Figure data in JSON
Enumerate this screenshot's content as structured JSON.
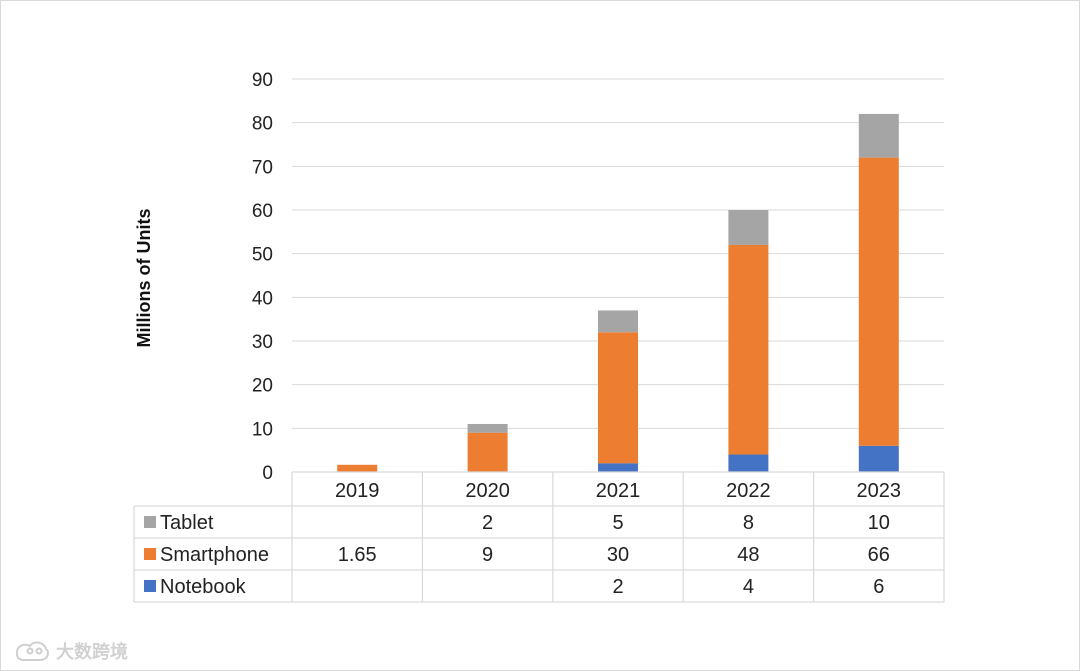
{
  "chart_data": {
    "type": "bar",
    "stacked": true,
    "categories": [
      "2019",
      "2020",
      "2021",
      "2022",
      "2023"
    ],
    "ylabel": "Millions of Units",
    "ylim": [
      0,
      90
    ],
    "yticks": [
      0,
      10,
      20,
      30,
      40,
      50,
      60,
      70,
      80,
      90
    ],
    "grid": true,
    "legend": "data-table-left",
    "series": [
      {
        "name": "Notebook",
        "color": "#4472c4",
        "values": [
          null,
          null,
          2,
          4,
          6
        ],
        "labels": [
          "",
          "",
          "2",
          "4",
          "6"
        ]
      },
      {
        "name": "Smartphone",
        "color": "#ed7d31",
        "values": [
          1.65,
          9,
          30,
          48,
          66
        ],
        "labels": [
          "1.65",
          "9",
          "30",
          "48",
          "66"
        ]
      },
      {
        "name": "Tablet",
        "color": "#a5a5a5",
        "values": [
          null,
          2,
          5,
          8,
          10
        ],
        "labels": [
          "",
          "2",
          "5",
          "8",
          "10"
        ]
      }
    ],
    "table_row_order": [
      "Tablet",
      "Smartphone",
      "Notebook"
    ]
  },
  "watermark": {
    "icon": "tiger-logo-icon",
    "text": "大数跨境"
  }
}
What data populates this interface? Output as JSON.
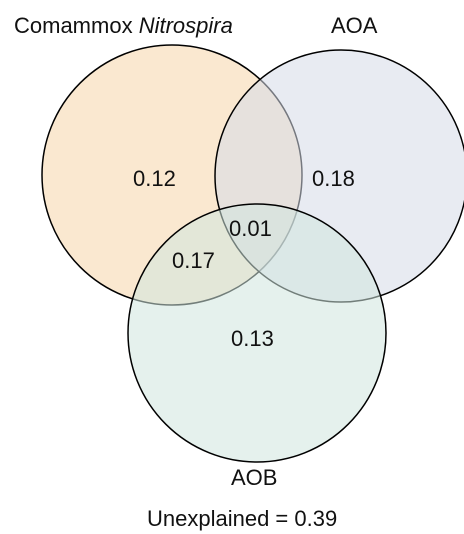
{
  "sets": {
    "comammox": {
      "label_prefix": "Comammox ",
      "label_italic": "Nitrospira",
      "color": "#f5d5aa"
    },
    "aoa": {
      "label": "AOA",
      "color": "#d6dae7"
    },
    "aob": {
      "label": "AOB",
      "color": "#cfe6df"
    }
  },
  "regions": {
    "comammox_only": "0.12",
    "aoa_only": "0.18",
    "comammox_aob": "0.17",
    "all_three": "0.01",
    "aob_only": "0.13"
  },
  "unexplained": "Unexplained = 0.39"
}
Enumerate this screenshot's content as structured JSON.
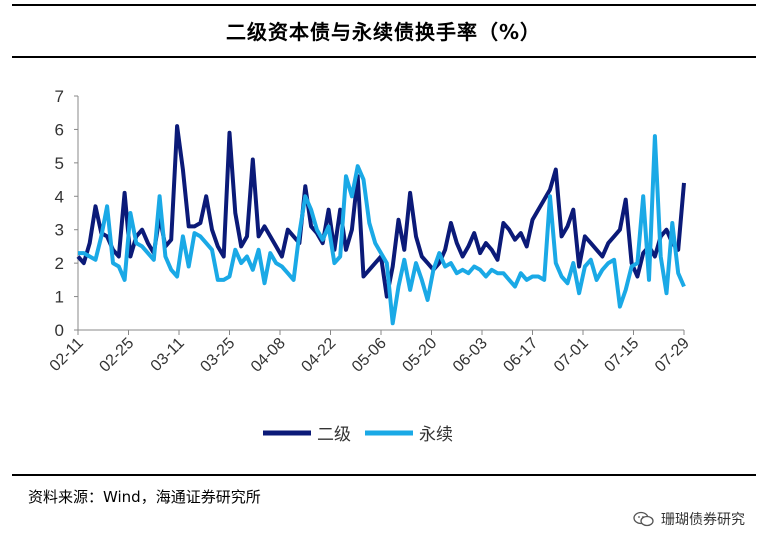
{
  "title": "二级资本债与永续债换手率（%）",
  "source": "资料来源：Wind，海通证券研究所",
  "watermark": "珊瑚债券研究",
  "colors": {
    "二级": "#0b1a78",
    "永续": "#1aa9e6",
    "axis": "#888888"
  },
  "chart_data": {
    "type": "line",
    "title": "二级资本债与永续债换手率（%）",
    "xlabel": "",
    "ylabel": "",
    "ylim": [
      0,
      7
    ],
    "yticks": [
      0,
      1,
      2,
      3,
      4,
      5,
      6,
      7
    ],
    "grid": false,
    "legend": "bottom",
    "x_labels": [
      "02-11",
      "02-25",
      "03-11",
      "03-25",
      "04-08",
      "04-22",
      "05-06",
      "05-20",
      "06-03",
      "06-17",
      "07-01",
      "07-15",
      "07-29"
    ],
    "series": [
      {
        "name": "二级",
        "color": "#0b1a78",
        "values": [
          2.2,
          2.0,
          2.6,
          3.7,
          2.9,
          2.8,
          2.4,
          2.2,
          4.1,
          2.2,
          2.8,
          3.0,
          2.6,
          2.3,
          3.4,
          2.5,
          2.7,
          6.1,
          4.8,
          3.1,
          3.1,
          3.2,
          4.0,
          3.0,
          2.5,
          2.2,
          5.9,
          3.5,
          2.5,
          2.8,
          5.1,
          2.8,
          3.1,
          2.8,
          2.5,
          2.2,
          3.0,
          2.8,
          2.6,
          4.3,
          3.1,
          2.9,
          2.6,
          3.6,
          2.4,
          3.6,
          2.4,
          3.0,
          4.6,
          1.6,
          1.8,
          2.0,
          2.2,
          1.0,
          1.9,
          3.3,
          2.4,
          4.1,
          2.8,
          2.2,
          2.0,
          1.8,
          2.0,
          2.4,
          3.2,
          2.6,
          2.2,
          2.5,
          2.9,
          2.3,
          2.6,
          2.4,
          2.1,
          3.2,
          3.0,
          2.7,
          2.9,
          2.5,
          3.3,
          3.6,
          3.9,
          4.2,
          4.8,
          2.8,
          3.1,
          3.6,
          1.9,
          2.8,
          2.6,
          2.4,
          2.2,
          2.6,
          2.8,
          3.0,
          3.9,
          2.0,
          1.6,
          2.3,
          2.5,
          2.2,
          2.8,
          3.0,
          2.6,
          2.4,
          4.4
        ]
      },
      {
        "name": "永续",
        "color": "#1aa9e6",
        "values": [
          2.3,
          2.3,
          2.2,
          2.1,
          2.8,
          3.7,
          2.0,
          1.9,
          1.5,
          3.5,
          2.6,
          2.5,
          2.3,
          2.1,
          4.0,
          2.2,
          1.8,
          1.6,
          2.8,
          1.9,
          2.9,
          2.8,
          2.6,
          2.4,
          1.5,
          1.5,
          1.6,
          2.4,
          2.0,
          2.2,
          1.8,
          2.4,
          1.4,
          2.3,
          2.0,
          1.9,
          1.7,
          1.5,
          2.9,
          4.0,
          3.6,
          3.0,
          2.7,
          3.1,
          2.0,
          2.2,
          4.6,
          4.0,
          4.9,
          4.5,
          3.2,
          2.6,
          2.3,
          2.0,
          0.2,
          1.3,
          2.1,
          1.2,
          2.0,
          1.5,
          0.9,
          1.8,
          2.3,
          1.9,
          2.0,
          1.7,
          1.8,
          1.7,
          1.9,
          1.8,
          1.6,
          1.8,
          1.7,
          1.7,
          1.5,
          1.3,
          1.7,
          1.5,
          1.6,
          1.6,
          1.5,
          4.0,
          2.0,
          1.6,
          1.4,
          2.0,
          1.1,
          1.9,
          2.1,
          1.5,
          1.8,
          2.0,
          2.1,
          0.7,
          1.2,
          1.9,
          2.0,
          4.0,
          1.5,
          5.8,
          2.2,
          1.1,
          3.2,
          1.7,
          1.3
        ]
      }
    ]
  }
}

> _Aim of the exercise_:
Copy out each line word for word, please, skipping the images.

> _Final answer_:
Enumerate this screenshot's content as structured JSON.
{
  "chart_data": {
    "type": "bar",
    "stacked": true,
    "categories": [
      "2019",
      "2020",
      "2021",
      "2022",
      "2023"
    ],
    "ylabel": "Millions of Units",
    "ylim": [
      0,
      90
    ],
    "yticks": [
      0,
      10,
      20,
      30,
      40,
      50,
      60,
      70,
      80,
      90
    ],
    "grid": true,
    "legend": "data-table-left",
    "series": [
      {
        "name": "Notebook",
        "color": "#4472c4",
        "values": [
          null,
          null,
          2,
          4,
          6
        ],
        "labels": [
          "",
          "",
          "2",
          "4",
          "6"
        ]
      },
      {
        "name": "Smartphone",
        "color": "#ed7d31",
        "values": [
          1.65,
          9,
          30,
          48,
          66
        ],
        "labels": [
          "1.65",
          "9",
          "30",
          "48",
          "66"
        ]
      },
      {
        "name": "Tablet",
        "color": "#a5a5a5",
        "values": [
          null,
          2,
          5,
          8,
          10
        ],
        "labels": [
          "",
          "2",
          "5",
          "8",
          "10"
        ]
      }
    ],
    "table_row_order": [
      "Tablet",
      "Smartphone",
      "Notebook"
    ]
  },
  "watermark": {
    "icon": "tiger-logo-icon",
    "text": "大数跨境"
  }
}
What data populates this interface? Output as JSON.
{
  "sets": {
    "comammox": {
      "label_prefix": "Comammox ",
      "label_italic": "Nitrospira",
      "color": "#f5d5aa"
    },
    "aoa": {
      "label": "AOA",
      "color": "#d6dae7"
    },
    "aob": {
      "label": "AOB",
      "color": "#cfe6df"
    }
  },
  "regions": {
    "comammox_only": "0.12",
    "aoa_only": "0.18",
    "comammox_aob": "0.17",
    "all_three": "0.01",
    "aob_only": "0.13"
  },
  "unexplained": "Unexplained = 0.39"
}
Enumerate this screenshot's content as structured JSON.
{
  "title": "二级资本债与永续债换手率（%）",
  "source": "资料来源：Wind，海通证券研究所",
  "watermark": "珊瑚债券研究",
  "colors": {
    "二级": "#0b1a78",
    "永续": "#1aa9e6",
    "axis": "#888888"
  },
  "chart_data": {
    "type": "line",
    "title": "二级资本债与永续债换手率（%）",
    "xlabel": "",
    "ylabel": "",
    "ylim": [
      0,
      7
    ],
    "yticks": [
      0,
      1,
      2,
      3,
      4,
      5,
      6,
      7
    ],
    "grid": false,
    "legend": "bottom",
    "x_labels": [
      "02-11",
      "02-25",
      "03-11",
      "03-25",
      "04-08",
      "04-22",
      "05-06",
      "05-20",
      "06-03",
      "06-17",
      "07-01",
      "07-15",
      "07-29"
    ],
    "series": [
      {
        "name": "二级",
        "color": "#0b1a78",
        "values": [
          2.2,
          2.0,
          2.6,
          3.7,
          2.9,
          2.8,
          2.4,
          2.2,
          4.1,
          2.2,
          2.8,
          3.0,
          2.6,
          2.3,
          3.4,
          2.5,
          2.7,
          6.1,
          4.8,
          3.1,
          3.1,
          3.2,
          4.0,
          3.0,
          2.5,
          2.2,
          5.9,
          3.5,
          2.5,
          2.8,
          5.1,
          2.8,
          3.1,
          2.8,
          2.5,
          2.2,
          3.0,
          2.8,
          2.6,
          4.3,
          3.1,
          2.9,
          2.6,
          3.6,
          2.4,
          3.6,
          2.4,
          3.0,
          4.6,
          1.6,
          1.8,
          2.0,
          2.2,
          1.0,
          1.9,
          3.3,
          2.4,
          4.1,
          2.8,
          2.2,
          2.0,
          1.8,
          2.0,
          2.4,
          3.2,
          2.6,
          2.2,
          2.5,
          2.9,
          2.3,
          2.6,
          2.4,
          2.1,
          3.2,
          3.0,
          2.7,
          2.9,
          2.5,
          3.3,
          3.6,
          3.9,
          4.2,
          4.8,
          2.8,
          3.1,
          3.6,
          1.9,
          2.8,
          2.6,
          2.4,
          2.2,
          2.6,
          2.8,
          3.0,
          3.9,
          2.0,
          1.6,
          2.3,
          2.5,
          2.2,
          2.8,
          3.0,
          2.6,
          2.4,
          4.4
        ]
      },
      {
        "name": "永续",
        "color": "#1aa9e6",
        "values": [
          2.3,
          2.3,
          2.2,
          2.1,
          2.8,
          3.7,
          2.0,
          1.9,
          1.5,
          3.5,
          2.6,
          2.5,
          2.3,
          2.1,
          4.0,
          2.2,
          1.8,
          1.6,
          2.8,
          1.9,
          2.9,
          2.8,
          2.6,
          2.4,
          1.5,
          1.5,
          1.6,
          2.4,
          2.0,
          2.2,
          1.8,
          2.4,
          1.4,
          2.3,
          2.0,
          1.9,
          1.7,
          1.5,
          2.9,
          4.0,
          3.6,
          3.0,
          2.7,
          3.1,
          2.0,
          2.2,
          4.6,
          4.0,
          4.9,
          4.5,
          3.2,
          2.6,
          2.3,
          2.0,
          0.2,
          1.3,
          2.1,
          1.2,
          2.0,
          1.5,
          0.9,
          1.8,
          2.3,
          1.9,
          2.0,
          1.7,
          1.8,
          1.7,
          1.9,
          1.8,
          1.6,
          1.8,
          1.7,
          1.7,
          1.5,
          1.3,
          1.7,
          1.5,
          1.6,
          1.6,
          1.5,
          4.0,
          2.0,
          1.6,
          1.4,
          2.0,
          1.1,
          1.9,
          2.1,
          1.5,
          1.8,
          2.0,
          2.1,
          0.7,
          1.2,
          1.9,
          2.0,
          4.0,
          1.5,
          5.8,
          2.2,
          1.1,
          3.2,
          1.7,
          1.3
        ]
      }
    ]
  }
}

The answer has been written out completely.